### Exercise details
Retype, character for character, the lines of the records starting with the line that contains "bar (885, 491, 891, 516)" and going on through the line that contains "camera-line: COMMERCIO (987, 13, 1038, 22)".

### Data provided

▬▬▬▬▬▬

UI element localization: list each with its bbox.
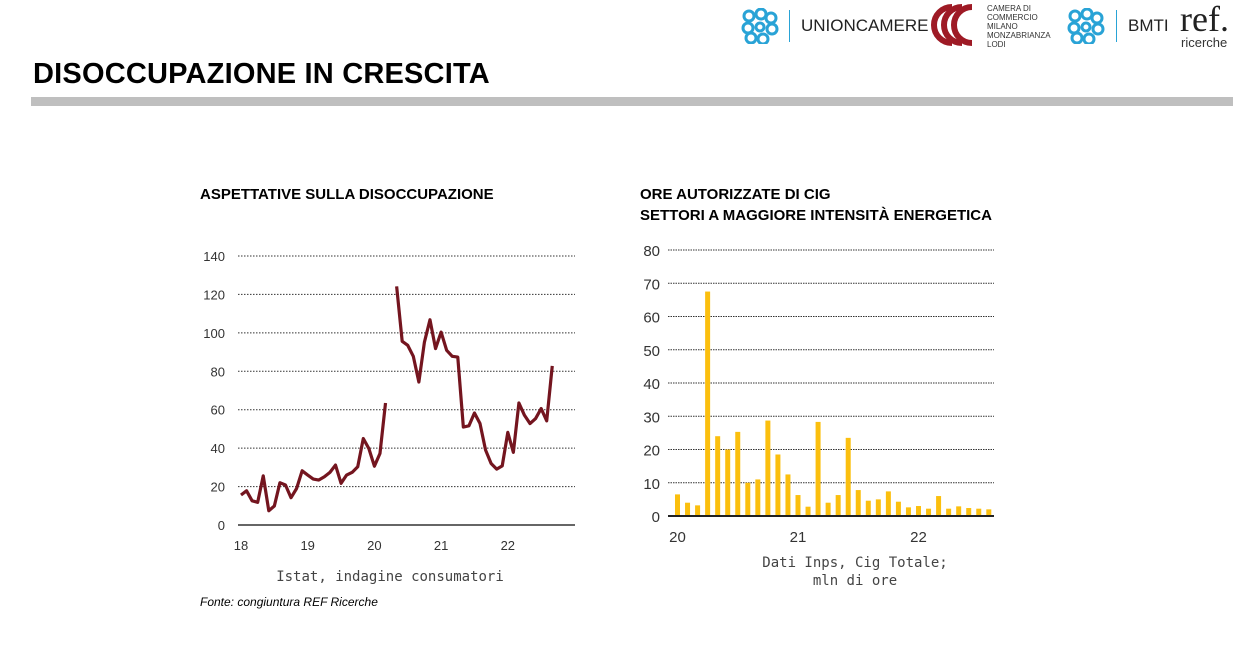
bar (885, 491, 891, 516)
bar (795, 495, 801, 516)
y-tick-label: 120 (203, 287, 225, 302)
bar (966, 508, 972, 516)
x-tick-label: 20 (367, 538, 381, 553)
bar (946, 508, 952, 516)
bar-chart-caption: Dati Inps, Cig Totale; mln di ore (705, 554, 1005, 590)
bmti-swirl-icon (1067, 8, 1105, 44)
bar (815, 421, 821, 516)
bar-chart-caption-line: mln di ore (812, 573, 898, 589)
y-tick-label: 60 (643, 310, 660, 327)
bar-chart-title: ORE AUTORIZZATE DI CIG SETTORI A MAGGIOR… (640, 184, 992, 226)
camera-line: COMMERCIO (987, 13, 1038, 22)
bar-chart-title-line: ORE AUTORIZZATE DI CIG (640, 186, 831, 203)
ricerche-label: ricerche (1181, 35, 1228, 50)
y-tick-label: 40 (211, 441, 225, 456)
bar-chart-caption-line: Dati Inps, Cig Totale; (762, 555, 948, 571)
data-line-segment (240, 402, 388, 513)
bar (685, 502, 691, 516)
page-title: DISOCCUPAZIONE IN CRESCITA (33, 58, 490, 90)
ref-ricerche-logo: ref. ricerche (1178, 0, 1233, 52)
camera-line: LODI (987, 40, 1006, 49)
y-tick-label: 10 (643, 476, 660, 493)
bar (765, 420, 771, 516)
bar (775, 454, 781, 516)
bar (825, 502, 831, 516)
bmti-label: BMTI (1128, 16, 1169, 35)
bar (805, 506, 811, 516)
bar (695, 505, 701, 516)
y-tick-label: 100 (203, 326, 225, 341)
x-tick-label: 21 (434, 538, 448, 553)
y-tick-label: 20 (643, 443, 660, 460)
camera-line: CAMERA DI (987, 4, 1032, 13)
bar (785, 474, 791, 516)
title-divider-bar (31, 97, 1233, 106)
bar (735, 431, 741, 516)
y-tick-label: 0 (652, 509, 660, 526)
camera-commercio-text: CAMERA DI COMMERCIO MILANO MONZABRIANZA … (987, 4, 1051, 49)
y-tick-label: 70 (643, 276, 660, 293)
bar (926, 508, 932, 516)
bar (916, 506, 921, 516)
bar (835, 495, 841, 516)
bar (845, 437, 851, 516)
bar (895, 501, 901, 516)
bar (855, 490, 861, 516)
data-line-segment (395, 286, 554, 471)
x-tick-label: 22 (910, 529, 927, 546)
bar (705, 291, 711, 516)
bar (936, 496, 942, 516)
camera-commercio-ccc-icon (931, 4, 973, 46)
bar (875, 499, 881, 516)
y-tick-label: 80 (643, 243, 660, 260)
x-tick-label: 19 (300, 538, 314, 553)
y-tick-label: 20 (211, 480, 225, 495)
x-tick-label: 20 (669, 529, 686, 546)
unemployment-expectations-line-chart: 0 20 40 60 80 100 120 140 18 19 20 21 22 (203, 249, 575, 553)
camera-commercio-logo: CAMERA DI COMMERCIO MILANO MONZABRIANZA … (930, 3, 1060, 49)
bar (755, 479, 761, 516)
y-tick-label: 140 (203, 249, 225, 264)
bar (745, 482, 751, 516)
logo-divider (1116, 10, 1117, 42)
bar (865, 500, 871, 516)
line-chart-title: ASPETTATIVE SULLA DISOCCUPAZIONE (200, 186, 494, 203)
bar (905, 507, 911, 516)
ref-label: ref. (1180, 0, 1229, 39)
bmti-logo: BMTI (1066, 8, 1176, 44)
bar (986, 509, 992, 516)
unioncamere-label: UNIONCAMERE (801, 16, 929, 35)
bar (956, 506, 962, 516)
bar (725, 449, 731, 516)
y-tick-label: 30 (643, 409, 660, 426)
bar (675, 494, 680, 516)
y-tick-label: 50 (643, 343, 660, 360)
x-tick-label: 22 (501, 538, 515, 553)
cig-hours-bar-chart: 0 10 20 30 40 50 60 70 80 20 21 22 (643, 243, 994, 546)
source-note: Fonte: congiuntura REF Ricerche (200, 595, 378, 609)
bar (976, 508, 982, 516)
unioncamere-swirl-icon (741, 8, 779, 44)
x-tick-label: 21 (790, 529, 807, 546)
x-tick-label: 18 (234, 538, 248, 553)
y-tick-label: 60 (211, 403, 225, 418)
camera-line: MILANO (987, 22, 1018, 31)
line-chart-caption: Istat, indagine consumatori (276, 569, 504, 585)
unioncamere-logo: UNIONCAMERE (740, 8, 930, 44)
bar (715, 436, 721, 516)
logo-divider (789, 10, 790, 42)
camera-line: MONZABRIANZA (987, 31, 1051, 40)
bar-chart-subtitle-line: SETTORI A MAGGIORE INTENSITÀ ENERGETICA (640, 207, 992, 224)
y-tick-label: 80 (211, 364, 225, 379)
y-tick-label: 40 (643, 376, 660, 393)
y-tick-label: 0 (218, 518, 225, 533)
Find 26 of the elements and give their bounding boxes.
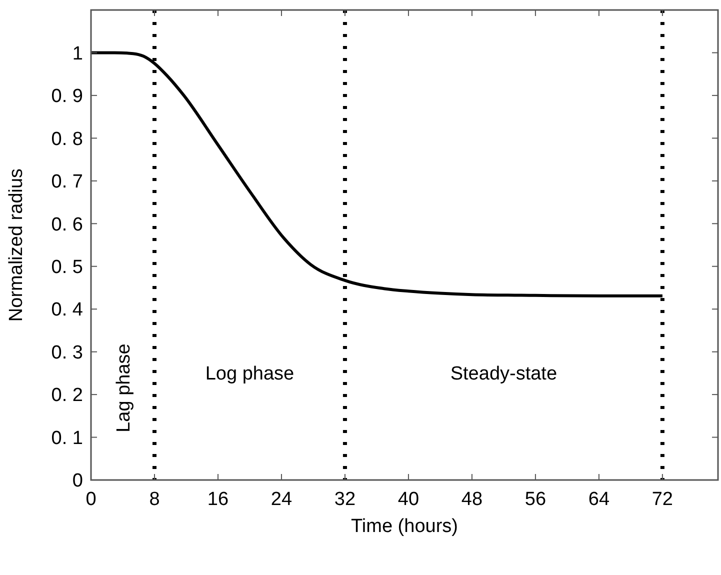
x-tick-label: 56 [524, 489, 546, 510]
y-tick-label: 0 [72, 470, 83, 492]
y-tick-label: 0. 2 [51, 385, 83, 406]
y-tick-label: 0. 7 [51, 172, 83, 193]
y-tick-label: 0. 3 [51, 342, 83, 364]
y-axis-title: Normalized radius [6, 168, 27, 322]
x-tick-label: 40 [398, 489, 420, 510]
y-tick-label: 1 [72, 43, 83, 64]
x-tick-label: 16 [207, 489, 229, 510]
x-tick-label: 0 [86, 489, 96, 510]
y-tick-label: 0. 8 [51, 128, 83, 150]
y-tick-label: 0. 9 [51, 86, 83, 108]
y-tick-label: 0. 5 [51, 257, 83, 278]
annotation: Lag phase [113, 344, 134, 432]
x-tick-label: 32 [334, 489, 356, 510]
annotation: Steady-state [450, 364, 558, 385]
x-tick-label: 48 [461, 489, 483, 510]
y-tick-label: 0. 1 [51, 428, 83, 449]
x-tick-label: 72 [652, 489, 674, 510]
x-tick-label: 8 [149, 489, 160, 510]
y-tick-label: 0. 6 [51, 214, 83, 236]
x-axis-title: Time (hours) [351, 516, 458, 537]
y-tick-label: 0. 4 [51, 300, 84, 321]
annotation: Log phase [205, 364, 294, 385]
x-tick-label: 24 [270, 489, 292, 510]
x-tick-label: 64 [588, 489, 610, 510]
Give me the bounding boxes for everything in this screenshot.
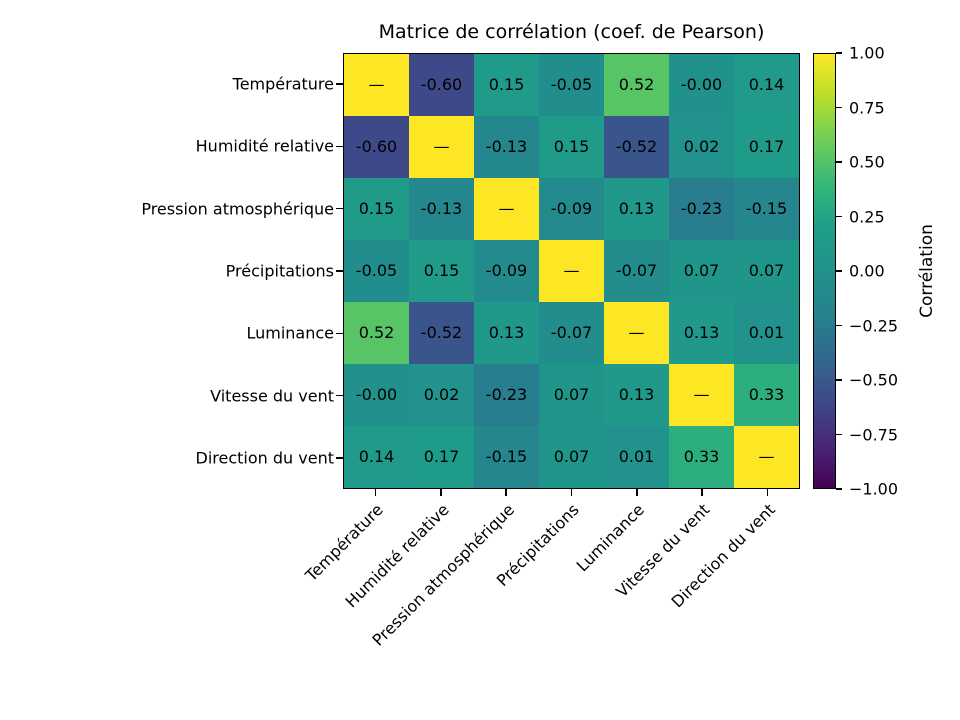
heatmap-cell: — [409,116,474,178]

▬▬▬▬▬▬

### Final result
bar (885, 491, 891, 516)
bar (795, 495, 801, 516)
y-tick-label: 120 (203, 287, 225, 302)
bar (966, 508, 972, 516)
x-tick-label: 20 (367, 538, 381, 553)
bar (946, 508, 952, 516)
bar-chart-caption: Dati Inps, Cig Totale; mln di ore (705, 554, 1005, 590)
bmti-swirl-icon (1067, 8, 1105, 44)
bar (815, 421, 821, 516)
bar-chart-caption-line: mln di ore (812, 573, 898, 589)
y-tick-label: 60 (643, 310, 660, 327)
bar-chart-title: ORE AUTORIZZATE DI CIG SETTORI A MAGGIOR… (640, 184, 992, 226)
camera-line: COMMERCIO (987, 13, 1038, 22)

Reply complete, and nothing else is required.